▶ Written exercise
Search the listing below for the string "드립니다" and copy every line where it occurs.

··· Materials provided

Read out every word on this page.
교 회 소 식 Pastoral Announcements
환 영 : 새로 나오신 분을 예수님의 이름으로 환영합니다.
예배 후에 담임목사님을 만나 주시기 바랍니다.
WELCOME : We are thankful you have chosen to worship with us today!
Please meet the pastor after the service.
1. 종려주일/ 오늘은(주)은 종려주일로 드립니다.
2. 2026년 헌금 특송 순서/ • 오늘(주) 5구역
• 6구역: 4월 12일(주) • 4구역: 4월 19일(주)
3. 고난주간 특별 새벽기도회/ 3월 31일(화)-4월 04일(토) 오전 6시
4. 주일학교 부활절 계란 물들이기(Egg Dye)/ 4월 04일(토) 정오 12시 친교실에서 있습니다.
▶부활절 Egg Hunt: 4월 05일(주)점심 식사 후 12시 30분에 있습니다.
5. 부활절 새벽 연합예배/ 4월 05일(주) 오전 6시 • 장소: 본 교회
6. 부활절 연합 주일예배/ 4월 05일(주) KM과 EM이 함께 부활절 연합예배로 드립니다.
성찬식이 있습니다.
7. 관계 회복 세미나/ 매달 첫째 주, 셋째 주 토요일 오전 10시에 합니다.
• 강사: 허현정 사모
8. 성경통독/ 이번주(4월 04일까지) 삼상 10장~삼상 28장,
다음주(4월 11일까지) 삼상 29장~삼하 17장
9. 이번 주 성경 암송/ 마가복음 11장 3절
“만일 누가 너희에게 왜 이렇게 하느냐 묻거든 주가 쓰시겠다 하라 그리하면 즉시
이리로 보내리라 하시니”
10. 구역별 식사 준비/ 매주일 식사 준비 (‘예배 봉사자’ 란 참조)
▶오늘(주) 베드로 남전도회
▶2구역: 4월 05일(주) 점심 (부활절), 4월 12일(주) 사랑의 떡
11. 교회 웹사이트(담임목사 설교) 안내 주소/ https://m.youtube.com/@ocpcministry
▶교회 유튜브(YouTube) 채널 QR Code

······

▶ Problem solution
1. 종려주일/ 오늘은(주)은 종려주일로 드립니다.
6. 부활절 연합 주일예배/ 4월 05일(주) KM과 EM이 함께 부활절 연합예배로 드립니다.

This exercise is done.